#### Written problem:
Write out only the tail of the records, beginning at the line containing "Output a JSON" and including the last line, exactly as written.

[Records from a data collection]

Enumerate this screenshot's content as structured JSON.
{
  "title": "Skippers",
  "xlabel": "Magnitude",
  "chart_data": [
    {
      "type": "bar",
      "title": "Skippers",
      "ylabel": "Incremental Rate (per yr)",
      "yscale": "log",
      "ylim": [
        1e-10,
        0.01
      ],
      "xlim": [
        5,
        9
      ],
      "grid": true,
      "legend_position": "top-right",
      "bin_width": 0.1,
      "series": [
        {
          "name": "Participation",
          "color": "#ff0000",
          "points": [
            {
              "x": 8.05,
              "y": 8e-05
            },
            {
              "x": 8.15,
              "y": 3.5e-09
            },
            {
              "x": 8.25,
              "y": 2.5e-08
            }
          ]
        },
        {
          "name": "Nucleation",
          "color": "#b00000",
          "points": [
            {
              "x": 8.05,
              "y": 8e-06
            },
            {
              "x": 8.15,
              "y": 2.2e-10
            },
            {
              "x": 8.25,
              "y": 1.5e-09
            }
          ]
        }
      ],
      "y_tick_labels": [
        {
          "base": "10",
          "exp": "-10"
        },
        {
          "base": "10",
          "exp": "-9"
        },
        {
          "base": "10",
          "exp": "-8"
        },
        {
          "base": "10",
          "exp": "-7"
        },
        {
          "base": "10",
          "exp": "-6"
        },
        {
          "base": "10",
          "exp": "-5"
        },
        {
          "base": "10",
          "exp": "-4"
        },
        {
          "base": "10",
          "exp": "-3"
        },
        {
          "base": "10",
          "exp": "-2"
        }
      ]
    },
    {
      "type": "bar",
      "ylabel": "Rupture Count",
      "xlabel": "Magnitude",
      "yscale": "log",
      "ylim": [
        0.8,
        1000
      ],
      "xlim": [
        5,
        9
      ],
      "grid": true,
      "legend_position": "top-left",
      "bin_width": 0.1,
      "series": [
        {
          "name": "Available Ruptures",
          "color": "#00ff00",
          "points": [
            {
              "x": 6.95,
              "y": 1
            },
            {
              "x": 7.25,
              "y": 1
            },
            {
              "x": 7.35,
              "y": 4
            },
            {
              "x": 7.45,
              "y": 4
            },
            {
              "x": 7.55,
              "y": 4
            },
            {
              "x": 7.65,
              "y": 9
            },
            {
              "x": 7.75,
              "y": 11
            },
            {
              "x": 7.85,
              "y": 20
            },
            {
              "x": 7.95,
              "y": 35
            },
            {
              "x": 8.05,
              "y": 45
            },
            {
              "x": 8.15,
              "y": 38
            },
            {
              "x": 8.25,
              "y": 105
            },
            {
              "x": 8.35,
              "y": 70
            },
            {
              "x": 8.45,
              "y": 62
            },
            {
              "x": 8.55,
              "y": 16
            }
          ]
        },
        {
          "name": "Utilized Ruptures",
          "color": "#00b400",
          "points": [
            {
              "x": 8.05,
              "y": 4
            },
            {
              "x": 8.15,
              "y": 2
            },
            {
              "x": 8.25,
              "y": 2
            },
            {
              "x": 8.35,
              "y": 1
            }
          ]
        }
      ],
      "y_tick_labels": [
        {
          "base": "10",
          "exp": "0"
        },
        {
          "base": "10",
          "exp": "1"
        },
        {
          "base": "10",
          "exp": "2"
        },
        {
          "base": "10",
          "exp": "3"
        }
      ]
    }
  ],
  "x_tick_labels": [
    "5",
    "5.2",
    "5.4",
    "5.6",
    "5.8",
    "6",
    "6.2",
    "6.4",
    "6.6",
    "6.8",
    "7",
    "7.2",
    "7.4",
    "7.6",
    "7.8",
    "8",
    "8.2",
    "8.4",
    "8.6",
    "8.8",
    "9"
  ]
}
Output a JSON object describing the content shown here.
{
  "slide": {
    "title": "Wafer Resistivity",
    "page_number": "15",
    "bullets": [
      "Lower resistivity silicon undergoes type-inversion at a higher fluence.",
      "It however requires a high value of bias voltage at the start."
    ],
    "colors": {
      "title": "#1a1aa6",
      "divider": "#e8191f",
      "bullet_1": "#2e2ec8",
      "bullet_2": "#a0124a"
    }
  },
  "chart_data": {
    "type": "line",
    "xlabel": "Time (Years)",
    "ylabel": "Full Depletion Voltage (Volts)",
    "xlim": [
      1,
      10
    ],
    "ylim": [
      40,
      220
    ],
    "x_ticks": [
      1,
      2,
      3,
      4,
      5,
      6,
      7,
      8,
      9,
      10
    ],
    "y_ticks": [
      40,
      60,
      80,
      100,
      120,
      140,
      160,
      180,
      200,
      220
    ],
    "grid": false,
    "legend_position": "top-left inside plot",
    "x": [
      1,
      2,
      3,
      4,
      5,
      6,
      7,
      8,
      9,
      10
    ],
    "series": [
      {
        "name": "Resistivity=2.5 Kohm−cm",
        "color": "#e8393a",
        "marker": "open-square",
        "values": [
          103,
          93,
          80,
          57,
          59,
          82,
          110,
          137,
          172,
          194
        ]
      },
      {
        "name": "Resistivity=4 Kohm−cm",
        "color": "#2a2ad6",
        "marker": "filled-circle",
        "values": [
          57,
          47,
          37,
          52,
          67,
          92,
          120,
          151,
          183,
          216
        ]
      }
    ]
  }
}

#### Problem solution:
Output a JSON object describing the content shown here.
{
  "slide": {
    "title": "Wafer Resistivity",
    "page_number": "15",
    "bullets": [
      "Lower resistivity silicon undergoes type-inversion at a higher fluence.",
      "It however requires a high value of bias voltage at the start."
    ],
    "colors": {
      "title": "#1a1aa6",
      "divider": "#e8191f",
      "bullet_1": "#2e2ec8",
      "bullet_2": "#a0124a"
    }
  },
  "chart_data": {
    "type": "line",
    "xlabel": "Time (Years)",
    "ylabel": "Full Depletion Voltage (Volts)",
    "xlim": [
      1,
      10
    ],
    "ylim": [
      40,
      220
    ],
    "x_ticks": [
      1,
      2,
      3,
      4,
      5,
      6,
      7,
      8,
      9,
      10
    ],
    "y_ticks": [
      40,
      60,
      80,
      100,
      120,
      140,
      160,
      180,
      200,
      220
    ],
    "grid": false,
    "legend_position": "top-left inside plot",
    "x": [
      1,
      2,
      3,
      4,
      5,
      6,
      7,
      8,
      9,
      10
    ],
    "series": [
      {
        "name": "Resistivity=2.5 Kohm−cm",
        "color": "#e8393a",
        "marker": "open-square",
        "values": [
          103,
          93,
          80,
          57,
          59,
          82,
          110,
          137,
          172,
          194
        ]
      },
      {
        "name": "Resistivity=4 Kohm−cm",
        "color": "#2a2ad6",
        "marker": "filled-circle",
        "values": [
          57,
          47,
          37,
          52,
          67,
          92,
          120,
          151,
          183,
          216
        ]
      }
    ]
  }
}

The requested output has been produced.